** Required work **
List all the lines in these records that hold "placement".

** Data section **
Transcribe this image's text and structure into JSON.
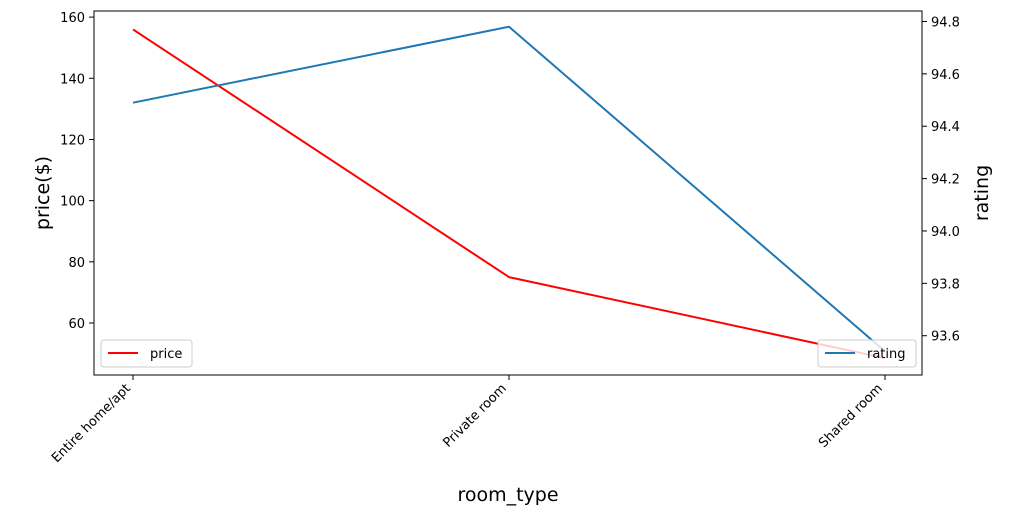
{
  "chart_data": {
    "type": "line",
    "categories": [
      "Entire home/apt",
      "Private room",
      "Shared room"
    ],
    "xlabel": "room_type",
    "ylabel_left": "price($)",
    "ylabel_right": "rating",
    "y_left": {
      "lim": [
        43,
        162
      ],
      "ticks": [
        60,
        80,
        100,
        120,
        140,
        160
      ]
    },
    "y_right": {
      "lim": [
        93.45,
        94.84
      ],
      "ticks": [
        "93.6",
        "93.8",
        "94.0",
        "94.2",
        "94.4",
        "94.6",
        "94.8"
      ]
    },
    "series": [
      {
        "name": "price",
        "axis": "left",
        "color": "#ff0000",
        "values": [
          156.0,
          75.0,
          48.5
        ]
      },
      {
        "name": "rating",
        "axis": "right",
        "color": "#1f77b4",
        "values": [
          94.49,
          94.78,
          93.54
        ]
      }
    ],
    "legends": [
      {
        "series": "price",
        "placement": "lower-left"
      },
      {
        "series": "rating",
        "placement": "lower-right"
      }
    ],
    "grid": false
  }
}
* * *
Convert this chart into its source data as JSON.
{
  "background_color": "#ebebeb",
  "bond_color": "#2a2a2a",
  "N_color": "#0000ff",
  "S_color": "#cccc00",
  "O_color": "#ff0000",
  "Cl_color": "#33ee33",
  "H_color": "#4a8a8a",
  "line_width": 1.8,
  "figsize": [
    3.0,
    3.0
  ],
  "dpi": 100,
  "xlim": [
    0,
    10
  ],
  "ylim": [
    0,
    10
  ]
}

** Worked solution **
        "placement": "lower-left"
        "placement": "lower-right"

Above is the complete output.